[Start of Attachment]
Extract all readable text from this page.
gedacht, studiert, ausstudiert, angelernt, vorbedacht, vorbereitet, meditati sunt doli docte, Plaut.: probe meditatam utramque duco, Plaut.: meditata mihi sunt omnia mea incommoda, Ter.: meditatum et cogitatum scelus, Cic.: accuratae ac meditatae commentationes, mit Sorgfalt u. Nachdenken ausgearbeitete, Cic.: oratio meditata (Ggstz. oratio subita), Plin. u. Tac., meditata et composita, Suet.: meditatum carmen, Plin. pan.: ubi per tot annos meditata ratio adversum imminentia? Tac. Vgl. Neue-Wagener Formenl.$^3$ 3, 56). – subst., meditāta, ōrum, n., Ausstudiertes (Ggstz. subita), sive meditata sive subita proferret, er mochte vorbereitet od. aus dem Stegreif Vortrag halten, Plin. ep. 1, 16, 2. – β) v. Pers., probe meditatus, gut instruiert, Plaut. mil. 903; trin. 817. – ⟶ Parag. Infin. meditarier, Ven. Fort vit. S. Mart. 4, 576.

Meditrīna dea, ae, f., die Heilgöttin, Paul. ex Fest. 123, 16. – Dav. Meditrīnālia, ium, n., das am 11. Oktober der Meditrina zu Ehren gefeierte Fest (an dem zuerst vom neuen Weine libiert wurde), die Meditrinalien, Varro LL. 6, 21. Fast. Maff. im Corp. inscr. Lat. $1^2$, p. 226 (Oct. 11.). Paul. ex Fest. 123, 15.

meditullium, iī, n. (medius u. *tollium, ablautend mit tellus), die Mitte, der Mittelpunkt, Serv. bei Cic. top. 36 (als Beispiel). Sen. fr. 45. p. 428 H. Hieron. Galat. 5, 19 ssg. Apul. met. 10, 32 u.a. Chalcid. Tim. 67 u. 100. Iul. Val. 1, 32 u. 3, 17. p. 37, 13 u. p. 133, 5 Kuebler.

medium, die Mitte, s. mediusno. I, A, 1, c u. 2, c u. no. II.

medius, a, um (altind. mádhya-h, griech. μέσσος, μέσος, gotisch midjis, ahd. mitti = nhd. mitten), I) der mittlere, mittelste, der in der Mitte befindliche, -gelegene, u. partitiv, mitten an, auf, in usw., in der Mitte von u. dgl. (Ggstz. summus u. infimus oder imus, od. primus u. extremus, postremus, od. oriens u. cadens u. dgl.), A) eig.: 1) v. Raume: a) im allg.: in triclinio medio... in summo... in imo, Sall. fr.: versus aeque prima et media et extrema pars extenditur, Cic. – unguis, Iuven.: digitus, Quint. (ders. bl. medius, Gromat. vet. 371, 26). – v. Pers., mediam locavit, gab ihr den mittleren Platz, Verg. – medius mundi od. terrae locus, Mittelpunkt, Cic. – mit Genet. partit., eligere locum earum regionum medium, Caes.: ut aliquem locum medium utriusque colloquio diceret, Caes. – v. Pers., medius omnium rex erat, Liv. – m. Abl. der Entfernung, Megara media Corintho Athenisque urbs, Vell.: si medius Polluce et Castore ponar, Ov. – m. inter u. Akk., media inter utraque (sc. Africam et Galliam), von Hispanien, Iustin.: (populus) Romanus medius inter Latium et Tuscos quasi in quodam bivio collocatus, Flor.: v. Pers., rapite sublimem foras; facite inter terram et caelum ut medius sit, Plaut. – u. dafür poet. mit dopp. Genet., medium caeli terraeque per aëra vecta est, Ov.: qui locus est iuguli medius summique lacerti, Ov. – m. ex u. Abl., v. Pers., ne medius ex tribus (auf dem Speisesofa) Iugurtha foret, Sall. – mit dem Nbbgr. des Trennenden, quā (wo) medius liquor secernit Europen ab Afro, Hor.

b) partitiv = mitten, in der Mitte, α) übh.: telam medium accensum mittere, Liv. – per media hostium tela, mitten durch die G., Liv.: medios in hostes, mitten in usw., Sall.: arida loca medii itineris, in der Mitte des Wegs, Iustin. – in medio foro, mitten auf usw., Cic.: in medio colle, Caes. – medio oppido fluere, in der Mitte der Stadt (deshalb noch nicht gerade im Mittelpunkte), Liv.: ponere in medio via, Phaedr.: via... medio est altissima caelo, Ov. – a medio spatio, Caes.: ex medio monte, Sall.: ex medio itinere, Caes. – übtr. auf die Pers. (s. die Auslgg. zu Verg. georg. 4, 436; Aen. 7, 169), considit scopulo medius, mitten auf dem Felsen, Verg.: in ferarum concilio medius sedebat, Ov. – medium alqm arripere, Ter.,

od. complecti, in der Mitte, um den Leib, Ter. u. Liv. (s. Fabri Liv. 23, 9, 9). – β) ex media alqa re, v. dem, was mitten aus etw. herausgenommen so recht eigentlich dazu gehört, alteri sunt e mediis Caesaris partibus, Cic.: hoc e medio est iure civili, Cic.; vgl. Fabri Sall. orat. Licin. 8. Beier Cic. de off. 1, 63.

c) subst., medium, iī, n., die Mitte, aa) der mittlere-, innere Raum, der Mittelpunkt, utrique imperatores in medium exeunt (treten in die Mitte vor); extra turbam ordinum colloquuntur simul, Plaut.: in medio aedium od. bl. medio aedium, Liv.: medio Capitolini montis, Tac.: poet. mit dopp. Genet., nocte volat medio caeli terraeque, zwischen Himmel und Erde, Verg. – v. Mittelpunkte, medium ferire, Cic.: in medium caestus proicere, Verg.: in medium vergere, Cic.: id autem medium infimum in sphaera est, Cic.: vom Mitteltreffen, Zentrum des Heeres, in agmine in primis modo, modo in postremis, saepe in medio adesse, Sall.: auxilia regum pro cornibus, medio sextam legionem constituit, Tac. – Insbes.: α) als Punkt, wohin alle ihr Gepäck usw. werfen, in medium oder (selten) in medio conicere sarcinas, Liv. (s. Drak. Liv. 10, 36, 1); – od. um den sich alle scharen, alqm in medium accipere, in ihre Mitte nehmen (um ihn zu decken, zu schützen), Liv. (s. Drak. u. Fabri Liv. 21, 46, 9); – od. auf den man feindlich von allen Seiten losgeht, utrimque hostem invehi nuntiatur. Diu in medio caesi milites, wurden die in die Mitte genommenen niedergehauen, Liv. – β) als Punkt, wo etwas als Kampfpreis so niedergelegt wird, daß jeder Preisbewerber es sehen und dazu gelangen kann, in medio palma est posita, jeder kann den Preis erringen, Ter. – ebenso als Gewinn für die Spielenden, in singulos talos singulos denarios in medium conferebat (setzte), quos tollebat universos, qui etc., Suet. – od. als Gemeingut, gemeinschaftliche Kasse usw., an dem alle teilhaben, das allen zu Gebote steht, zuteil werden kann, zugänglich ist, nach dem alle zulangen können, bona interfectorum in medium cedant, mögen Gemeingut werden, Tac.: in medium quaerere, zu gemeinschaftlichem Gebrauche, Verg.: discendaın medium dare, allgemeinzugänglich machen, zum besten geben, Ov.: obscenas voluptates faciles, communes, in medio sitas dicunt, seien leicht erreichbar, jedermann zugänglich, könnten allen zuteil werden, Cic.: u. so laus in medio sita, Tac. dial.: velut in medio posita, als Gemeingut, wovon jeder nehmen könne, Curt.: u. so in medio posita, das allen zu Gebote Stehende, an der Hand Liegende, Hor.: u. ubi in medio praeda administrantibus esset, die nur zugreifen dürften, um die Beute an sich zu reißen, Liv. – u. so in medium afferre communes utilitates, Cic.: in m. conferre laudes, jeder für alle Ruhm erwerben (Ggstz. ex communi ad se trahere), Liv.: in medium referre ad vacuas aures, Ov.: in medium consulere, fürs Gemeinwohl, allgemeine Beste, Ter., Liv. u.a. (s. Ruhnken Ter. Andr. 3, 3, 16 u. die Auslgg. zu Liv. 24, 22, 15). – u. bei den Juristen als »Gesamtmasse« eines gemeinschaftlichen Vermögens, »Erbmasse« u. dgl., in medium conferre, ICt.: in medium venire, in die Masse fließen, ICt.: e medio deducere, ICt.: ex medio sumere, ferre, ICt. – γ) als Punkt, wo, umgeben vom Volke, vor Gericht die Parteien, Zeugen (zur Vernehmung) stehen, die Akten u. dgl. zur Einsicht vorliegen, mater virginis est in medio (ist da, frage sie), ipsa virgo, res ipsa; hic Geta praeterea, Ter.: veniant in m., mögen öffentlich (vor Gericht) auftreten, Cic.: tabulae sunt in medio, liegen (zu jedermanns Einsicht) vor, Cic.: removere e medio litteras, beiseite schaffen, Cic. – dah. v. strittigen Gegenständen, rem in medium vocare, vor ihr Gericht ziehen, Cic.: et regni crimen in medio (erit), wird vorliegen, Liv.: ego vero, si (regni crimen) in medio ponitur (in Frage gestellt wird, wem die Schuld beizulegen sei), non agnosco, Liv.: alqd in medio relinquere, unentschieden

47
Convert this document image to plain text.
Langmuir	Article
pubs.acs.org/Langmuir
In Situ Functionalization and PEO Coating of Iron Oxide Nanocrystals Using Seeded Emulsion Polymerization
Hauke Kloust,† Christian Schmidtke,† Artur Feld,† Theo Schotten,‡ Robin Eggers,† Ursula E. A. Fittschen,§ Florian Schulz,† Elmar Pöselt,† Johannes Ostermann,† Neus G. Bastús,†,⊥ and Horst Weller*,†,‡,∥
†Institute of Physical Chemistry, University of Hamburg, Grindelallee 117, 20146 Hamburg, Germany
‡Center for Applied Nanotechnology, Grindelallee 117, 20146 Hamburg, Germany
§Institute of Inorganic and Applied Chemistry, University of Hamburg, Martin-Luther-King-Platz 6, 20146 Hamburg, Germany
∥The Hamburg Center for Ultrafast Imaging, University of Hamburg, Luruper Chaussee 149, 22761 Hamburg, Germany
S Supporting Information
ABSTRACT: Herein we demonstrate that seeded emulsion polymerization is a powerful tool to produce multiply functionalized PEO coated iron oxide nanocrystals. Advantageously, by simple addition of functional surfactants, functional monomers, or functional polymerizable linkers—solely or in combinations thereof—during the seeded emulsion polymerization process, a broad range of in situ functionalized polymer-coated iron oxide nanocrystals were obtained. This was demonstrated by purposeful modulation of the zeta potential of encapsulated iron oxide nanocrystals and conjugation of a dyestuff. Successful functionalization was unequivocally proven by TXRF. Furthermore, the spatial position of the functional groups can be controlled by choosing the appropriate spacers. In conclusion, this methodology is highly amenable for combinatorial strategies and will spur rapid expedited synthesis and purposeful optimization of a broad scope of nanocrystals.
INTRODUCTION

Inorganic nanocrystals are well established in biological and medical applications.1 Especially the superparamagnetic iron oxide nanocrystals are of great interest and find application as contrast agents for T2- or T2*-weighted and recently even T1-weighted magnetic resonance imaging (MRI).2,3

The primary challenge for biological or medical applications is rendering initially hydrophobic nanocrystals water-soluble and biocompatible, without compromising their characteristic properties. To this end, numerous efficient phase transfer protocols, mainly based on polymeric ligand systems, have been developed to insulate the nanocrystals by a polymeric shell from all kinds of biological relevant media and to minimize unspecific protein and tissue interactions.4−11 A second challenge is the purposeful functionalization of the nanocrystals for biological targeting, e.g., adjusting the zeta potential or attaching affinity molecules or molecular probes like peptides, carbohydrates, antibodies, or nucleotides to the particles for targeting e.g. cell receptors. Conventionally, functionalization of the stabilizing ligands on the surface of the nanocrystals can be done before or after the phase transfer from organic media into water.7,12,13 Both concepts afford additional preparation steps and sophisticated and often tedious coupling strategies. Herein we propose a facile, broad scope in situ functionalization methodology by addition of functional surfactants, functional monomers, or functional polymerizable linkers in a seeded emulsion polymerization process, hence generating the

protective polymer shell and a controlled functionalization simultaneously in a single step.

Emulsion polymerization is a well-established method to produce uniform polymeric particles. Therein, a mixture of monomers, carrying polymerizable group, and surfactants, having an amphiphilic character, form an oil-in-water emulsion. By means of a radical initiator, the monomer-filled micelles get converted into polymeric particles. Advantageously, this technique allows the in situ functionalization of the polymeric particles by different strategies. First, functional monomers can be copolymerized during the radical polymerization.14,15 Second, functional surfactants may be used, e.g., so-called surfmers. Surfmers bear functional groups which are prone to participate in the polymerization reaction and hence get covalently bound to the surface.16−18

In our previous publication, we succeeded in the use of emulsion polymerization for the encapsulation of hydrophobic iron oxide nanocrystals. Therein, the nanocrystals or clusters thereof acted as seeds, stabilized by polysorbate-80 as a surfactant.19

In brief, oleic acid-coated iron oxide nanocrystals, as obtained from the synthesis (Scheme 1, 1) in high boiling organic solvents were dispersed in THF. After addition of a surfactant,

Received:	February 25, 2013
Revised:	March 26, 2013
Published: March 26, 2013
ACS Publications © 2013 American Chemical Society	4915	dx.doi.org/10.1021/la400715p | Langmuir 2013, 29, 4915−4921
[End of Attachment]
*Problem details*
Check every line above for the string "University", and copy the ones that have it.

*Exercise answer*
†Institute of Physical Chemistry, University of Hamburg, Grindelallee 117, 20146 Hamburg, Germany
§Institute of Inorganic and Applied Chemistry, University of Hamburg, Martin-Luther-King-Platz 6, 20146 Hamburg, Germany
∥The Hamburg Center for Ultrafast Imaging, University of Hamburg, Luruper Chaussee 149, 22761 Hamburg, Germany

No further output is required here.